Search the listing for the word "term". Copy every line where it is found.

[TASK MATERIAL — start]

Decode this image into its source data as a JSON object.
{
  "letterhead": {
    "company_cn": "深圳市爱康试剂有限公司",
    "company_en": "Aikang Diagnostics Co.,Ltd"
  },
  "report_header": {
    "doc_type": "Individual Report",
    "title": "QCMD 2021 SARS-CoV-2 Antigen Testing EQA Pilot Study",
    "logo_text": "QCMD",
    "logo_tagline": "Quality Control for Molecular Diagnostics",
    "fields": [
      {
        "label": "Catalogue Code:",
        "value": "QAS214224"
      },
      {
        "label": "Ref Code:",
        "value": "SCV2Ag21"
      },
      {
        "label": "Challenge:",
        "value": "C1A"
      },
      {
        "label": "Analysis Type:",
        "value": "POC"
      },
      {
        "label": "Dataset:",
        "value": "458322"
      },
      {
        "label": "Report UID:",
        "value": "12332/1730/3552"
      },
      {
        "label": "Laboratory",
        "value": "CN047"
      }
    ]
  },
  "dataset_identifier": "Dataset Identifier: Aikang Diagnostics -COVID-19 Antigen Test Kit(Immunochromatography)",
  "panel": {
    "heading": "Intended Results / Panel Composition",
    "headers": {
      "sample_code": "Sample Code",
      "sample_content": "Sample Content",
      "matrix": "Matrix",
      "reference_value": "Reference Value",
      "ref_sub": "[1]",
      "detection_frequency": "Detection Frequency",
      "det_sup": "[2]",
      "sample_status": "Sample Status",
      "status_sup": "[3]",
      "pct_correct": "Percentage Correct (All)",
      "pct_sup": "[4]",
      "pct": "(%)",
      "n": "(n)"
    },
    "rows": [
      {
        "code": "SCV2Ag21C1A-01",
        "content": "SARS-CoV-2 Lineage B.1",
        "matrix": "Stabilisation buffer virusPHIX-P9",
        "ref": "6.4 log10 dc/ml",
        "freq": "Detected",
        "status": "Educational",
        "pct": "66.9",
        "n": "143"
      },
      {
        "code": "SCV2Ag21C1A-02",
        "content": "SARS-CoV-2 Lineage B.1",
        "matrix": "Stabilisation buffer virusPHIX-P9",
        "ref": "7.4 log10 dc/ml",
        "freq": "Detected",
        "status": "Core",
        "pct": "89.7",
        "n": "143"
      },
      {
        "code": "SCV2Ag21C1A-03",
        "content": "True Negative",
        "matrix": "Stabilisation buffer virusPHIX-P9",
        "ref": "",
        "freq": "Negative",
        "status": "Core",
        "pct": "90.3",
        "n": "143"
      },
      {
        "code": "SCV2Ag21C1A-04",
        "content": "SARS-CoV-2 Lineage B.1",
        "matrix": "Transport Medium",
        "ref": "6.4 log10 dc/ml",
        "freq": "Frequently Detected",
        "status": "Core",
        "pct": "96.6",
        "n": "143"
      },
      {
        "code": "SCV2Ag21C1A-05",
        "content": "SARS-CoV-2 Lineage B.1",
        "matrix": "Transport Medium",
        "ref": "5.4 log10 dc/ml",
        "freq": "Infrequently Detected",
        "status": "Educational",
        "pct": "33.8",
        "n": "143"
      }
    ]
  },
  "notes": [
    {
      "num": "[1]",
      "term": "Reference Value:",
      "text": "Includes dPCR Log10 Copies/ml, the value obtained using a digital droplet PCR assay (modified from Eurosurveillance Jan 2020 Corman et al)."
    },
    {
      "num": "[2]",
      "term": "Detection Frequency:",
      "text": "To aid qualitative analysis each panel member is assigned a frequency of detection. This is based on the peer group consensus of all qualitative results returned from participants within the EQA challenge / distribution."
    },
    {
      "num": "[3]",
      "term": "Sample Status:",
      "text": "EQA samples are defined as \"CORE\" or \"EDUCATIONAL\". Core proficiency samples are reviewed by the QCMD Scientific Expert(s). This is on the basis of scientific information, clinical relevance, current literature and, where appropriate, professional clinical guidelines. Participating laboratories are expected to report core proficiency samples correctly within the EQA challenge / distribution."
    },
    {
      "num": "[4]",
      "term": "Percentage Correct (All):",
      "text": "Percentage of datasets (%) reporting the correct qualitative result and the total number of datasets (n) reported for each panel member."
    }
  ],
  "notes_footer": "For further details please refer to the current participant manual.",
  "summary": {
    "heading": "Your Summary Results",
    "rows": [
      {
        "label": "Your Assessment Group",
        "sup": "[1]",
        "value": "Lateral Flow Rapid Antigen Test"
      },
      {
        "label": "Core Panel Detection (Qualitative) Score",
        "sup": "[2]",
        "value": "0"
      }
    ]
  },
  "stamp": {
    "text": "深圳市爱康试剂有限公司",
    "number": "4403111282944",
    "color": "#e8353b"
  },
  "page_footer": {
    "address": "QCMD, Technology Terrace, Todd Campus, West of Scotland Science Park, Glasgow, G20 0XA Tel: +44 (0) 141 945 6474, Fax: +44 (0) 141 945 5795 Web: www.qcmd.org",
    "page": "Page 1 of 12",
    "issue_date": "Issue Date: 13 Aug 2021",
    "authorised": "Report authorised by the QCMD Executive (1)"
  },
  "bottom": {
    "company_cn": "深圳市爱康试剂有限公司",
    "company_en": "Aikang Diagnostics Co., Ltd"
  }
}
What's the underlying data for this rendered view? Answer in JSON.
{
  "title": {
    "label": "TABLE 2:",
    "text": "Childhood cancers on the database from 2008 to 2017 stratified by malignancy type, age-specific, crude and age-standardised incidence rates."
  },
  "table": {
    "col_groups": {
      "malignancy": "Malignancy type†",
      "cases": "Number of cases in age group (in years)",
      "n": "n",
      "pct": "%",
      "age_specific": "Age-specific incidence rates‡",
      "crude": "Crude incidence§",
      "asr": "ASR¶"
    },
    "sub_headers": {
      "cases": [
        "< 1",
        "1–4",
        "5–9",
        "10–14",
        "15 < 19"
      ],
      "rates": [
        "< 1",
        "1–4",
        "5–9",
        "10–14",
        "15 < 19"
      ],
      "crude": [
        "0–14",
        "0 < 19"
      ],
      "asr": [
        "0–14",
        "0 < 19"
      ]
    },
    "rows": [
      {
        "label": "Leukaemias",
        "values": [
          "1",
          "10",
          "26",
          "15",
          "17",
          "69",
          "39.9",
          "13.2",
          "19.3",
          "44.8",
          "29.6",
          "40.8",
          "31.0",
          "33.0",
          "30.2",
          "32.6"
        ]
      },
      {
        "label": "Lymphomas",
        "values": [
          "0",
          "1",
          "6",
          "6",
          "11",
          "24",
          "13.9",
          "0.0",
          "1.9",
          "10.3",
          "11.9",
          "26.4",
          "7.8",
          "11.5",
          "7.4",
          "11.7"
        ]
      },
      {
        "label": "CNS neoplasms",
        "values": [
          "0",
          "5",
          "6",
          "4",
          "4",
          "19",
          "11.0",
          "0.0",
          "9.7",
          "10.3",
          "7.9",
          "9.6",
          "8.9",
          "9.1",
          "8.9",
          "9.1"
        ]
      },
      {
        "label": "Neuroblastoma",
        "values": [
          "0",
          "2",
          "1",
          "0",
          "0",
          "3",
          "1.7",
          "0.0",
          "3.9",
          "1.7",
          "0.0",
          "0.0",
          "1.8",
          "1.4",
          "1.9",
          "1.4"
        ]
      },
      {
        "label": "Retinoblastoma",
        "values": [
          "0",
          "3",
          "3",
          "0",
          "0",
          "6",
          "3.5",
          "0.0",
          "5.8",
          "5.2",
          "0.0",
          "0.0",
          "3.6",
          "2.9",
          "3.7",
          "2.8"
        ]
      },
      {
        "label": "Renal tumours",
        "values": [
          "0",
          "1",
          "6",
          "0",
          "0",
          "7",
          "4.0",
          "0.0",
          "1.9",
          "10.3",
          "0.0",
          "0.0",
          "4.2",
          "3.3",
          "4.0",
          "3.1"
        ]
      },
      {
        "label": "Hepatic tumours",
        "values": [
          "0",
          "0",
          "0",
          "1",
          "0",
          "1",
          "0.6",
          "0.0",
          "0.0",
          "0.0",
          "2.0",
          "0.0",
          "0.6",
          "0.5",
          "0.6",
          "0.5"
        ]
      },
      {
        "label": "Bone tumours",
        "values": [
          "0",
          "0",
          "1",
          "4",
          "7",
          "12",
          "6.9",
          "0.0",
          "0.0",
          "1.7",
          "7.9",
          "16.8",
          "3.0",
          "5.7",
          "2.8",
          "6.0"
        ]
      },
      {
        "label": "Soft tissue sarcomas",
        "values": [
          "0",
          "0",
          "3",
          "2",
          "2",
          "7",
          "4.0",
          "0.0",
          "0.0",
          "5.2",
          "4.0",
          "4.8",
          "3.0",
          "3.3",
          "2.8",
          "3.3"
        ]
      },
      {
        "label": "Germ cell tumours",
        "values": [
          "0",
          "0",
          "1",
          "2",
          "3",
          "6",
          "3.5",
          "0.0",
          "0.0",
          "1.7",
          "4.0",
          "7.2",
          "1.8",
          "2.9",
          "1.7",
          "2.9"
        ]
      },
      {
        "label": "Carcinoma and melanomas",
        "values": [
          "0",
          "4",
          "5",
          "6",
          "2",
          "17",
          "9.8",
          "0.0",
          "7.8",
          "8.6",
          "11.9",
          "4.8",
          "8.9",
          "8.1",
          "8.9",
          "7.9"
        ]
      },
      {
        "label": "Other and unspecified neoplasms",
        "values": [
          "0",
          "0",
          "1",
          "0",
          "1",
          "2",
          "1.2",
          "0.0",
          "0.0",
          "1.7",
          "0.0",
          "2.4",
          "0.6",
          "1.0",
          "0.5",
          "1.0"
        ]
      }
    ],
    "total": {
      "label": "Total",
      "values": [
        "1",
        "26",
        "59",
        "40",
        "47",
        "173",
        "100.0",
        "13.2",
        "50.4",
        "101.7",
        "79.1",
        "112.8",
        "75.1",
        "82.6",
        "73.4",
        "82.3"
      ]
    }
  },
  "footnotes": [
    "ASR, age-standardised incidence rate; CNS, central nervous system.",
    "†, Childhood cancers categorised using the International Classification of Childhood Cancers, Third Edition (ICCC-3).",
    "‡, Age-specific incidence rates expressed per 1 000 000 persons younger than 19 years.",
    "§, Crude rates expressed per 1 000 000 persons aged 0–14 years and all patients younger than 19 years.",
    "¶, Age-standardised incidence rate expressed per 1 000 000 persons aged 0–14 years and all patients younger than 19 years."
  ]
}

[TASK MATERIAL — finish]

• _YOUR RESPONSE_:
      "term": "Reference Value:",
      "term": "Detection Frequency:",
      "term": "Sample Status:",
      "term": "Percentage Correct (All):",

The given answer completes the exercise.